Again, I know we all have our daily routines and obligations that can easily submerge us, or distract us so that we might forget to think of others.  If you have time on your hands, you might want to consider volunteering for a good cause in your community.

Living in a big city like Paris, where you are constantly running into the populace as soon as you step out your door is a daily reminder that you and I are just but a grain of sand in the vast pool of humanity.

That constant engulfment can be an annoyance at times, but sometimes can be an opportunity to reflect upon and connect with what we all share with each other; precisely our humanness.

At any given time, day or night, there are millions of others with your same needs, your same longings, your same pain, your same worries and concerns about themselves, their children and families.

There is nothing like being confined to a finite space of a bus, or metro car to take the time to observe the faces of others and wonder about their lives, who like myself, can often be lost in their own clouds.

These rather very ordinary times can be for me a special time to offer my  heart to heart “blessings”.  It is a powerful way to connect with strangers that you will probably never see again but want to share whatever positive thoughts you have.

It is as easy as pie, and requires no expenditures of energy, just some conscious thought and sincere empathy for them all, caught in this vortex of life.  I generally start with the people seating or standing next to me and work around the crowd one by one.

**TASK OBJECTIVE**
In the excerpt about connecting with strangers in Paris, what confined spaces does the writer mention as giving time to observe the faces of others?

**DATA RECORDS**

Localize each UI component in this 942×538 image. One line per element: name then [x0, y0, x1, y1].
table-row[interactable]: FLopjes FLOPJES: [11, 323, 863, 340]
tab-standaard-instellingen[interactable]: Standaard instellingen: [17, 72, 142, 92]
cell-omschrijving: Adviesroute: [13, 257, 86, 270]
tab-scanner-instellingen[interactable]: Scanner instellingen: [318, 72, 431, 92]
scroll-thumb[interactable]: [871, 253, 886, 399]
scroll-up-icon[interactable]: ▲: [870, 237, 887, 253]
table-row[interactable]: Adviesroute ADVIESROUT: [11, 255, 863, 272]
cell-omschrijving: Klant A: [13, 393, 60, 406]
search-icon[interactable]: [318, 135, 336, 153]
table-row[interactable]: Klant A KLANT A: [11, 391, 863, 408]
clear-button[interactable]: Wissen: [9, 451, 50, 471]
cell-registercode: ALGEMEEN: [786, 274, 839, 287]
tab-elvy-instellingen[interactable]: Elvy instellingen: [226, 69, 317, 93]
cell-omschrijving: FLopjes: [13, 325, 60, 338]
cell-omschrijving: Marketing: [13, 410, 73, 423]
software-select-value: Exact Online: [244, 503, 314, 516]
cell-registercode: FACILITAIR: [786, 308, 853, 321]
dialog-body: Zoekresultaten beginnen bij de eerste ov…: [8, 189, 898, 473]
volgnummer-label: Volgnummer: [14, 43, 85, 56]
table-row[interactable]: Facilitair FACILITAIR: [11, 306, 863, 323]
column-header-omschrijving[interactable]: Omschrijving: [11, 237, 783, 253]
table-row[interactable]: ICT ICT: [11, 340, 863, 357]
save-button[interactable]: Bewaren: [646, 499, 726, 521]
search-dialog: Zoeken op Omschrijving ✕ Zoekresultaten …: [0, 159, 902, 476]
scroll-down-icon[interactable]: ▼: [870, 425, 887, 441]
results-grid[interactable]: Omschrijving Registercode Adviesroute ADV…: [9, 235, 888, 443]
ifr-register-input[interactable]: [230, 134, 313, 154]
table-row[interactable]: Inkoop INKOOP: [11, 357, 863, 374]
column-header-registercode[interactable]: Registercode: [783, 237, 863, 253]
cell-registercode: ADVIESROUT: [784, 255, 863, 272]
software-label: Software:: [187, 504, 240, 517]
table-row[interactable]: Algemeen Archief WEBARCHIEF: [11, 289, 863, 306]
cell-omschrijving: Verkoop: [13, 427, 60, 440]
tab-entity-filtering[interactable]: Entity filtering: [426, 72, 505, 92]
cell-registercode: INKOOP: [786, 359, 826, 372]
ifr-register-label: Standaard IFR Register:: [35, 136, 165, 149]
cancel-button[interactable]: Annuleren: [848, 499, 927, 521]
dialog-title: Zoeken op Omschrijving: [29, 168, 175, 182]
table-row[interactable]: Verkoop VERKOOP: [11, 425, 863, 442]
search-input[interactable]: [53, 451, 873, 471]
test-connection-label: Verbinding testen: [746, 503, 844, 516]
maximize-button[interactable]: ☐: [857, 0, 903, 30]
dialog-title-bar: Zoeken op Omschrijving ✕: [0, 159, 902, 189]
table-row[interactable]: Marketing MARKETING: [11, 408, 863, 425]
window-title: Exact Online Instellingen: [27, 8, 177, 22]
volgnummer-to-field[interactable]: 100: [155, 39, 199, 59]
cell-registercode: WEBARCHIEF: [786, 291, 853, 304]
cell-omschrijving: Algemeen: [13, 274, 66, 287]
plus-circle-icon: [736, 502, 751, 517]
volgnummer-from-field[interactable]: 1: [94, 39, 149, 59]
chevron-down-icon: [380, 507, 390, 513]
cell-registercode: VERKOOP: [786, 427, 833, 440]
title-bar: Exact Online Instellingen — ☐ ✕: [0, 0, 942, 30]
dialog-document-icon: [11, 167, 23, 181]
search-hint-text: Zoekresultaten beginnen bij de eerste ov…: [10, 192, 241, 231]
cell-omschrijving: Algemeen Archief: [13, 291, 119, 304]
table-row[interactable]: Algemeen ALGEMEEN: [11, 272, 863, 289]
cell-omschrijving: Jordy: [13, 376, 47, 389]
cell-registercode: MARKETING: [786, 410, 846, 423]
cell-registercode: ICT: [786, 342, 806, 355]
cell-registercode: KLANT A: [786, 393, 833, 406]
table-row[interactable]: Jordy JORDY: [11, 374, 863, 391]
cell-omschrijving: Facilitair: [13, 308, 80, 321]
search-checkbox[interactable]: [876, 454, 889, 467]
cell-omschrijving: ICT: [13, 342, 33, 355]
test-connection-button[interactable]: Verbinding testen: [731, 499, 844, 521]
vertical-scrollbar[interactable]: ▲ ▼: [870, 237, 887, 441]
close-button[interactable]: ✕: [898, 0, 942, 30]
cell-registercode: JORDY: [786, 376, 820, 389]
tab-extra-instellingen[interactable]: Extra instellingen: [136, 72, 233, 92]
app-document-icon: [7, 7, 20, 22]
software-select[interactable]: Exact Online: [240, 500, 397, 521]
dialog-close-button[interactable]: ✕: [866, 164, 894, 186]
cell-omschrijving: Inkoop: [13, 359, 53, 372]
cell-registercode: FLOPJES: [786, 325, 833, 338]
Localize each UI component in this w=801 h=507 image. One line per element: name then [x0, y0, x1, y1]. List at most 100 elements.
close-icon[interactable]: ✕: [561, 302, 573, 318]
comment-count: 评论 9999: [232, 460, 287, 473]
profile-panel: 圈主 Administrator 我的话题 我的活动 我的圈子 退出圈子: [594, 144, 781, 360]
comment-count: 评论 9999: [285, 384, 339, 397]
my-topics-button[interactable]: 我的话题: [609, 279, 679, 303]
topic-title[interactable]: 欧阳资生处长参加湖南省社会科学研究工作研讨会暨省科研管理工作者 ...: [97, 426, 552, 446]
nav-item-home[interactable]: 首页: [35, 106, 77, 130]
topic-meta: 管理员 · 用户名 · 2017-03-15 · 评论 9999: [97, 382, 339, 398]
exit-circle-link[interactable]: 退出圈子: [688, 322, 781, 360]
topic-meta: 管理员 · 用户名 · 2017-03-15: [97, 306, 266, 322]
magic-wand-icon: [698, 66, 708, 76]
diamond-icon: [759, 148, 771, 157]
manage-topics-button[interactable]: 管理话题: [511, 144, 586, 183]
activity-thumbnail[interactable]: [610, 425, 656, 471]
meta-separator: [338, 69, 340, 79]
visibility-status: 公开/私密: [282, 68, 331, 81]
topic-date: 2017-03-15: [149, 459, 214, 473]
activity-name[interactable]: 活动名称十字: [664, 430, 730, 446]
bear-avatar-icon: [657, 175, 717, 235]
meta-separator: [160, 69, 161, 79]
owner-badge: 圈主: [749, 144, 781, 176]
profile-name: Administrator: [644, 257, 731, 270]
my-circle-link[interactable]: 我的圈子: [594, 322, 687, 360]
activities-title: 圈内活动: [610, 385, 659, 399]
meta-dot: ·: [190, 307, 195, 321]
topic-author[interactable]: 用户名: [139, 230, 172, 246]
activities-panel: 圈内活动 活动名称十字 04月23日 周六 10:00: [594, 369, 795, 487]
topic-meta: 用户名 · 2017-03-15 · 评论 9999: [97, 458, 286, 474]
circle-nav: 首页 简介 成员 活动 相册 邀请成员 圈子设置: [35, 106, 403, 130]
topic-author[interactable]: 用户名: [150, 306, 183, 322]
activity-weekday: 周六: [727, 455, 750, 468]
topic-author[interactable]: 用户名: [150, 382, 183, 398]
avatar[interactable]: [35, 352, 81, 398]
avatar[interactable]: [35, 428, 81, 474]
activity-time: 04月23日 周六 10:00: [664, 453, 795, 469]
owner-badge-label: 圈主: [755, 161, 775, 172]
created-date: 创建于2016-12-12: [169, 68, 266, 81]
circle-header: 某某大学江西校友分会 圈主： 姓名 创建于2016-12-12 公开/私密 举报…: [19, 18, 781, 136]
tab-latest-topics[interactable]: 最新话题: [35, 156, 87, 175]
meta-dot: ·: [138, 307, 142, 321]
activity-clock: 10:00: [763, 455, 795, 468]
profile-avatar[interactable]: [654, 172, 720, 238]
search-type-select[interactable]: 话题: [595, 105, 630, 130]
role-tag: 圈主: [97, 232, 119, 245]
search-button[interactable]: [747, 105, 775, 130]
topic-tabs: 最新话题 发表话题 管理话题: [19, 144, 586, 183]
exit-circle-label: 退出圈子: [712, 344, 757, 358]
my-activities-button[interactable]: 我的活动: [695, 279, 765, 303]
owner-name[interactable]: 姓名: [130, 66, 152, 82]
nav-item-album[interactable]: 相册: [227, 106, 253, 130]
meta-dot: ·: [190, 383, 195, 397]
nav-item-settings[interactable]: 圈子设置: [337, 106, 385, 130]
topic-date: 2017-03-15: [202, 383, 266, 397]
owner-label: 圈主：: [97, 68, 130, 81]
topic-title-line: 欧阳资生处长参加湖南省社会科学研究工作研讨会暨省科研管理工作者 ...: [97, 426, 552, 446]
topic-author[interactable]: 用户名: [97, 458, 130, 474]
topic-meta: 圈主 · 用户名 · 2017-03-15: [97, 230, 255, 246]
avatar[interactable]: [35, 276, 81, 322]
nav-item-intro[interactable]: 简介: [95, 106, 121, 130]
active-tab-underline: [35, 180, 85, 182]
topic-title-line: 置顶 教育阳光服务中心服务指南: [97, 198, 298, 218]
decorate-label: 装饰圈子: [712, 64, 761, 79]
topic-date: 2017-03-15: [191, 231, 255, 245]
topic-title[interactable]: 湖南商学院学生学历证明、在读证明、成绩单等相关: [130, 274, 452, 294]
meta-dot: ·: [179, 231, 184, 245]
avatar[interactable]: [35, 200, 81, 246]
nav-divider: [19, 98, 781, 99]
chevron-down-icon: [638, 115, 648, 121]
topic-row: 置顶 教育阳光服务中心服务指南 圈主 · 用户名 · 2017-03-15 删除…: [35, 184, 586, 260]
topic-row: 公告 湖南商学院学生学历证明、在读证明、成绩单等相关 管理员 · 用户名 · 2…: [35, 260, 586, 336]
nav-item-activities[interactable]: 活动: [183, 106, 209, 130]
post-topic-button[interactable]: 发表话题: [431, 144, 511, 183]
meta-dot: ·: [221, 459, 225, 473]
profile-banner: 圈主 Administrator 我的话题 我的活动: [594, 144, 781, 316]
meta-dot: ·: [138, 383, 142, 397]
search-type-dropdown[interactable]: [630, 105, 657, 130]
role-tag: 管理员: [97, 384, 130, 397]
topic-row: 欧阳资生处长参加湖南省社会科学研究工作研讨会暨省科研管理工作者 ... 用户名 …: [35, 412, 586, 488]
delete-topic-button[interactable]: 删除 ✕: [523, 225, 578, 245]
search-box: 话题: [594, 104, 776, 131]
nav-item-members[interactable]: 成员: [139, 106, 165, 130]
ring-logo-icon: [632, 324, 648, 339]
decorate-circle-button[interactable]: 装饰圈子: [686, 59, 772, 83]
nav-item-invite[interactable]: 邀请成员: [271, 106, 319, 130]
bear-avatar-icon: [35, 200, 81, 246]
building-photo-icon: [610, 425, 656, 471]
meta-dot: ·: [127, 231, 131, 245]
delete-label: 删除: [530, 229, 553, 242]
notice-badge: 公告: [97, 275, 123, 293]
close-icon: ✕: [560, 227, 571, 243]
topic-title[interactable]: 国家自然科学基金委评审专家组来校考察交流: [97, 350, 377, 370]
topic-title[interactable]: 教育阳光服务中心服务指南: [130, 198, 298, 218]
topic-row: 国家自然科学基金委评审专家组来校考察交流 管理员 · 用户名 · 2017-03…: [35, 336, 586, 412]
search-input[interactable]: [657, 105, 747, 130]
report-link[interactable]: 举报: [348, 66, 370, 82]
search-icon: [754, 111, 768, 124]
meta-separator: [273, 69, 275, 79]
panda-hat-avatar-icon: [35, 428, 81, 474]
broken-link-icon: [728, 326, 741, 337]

**TASK OUTPUT**
A bus or a metro car.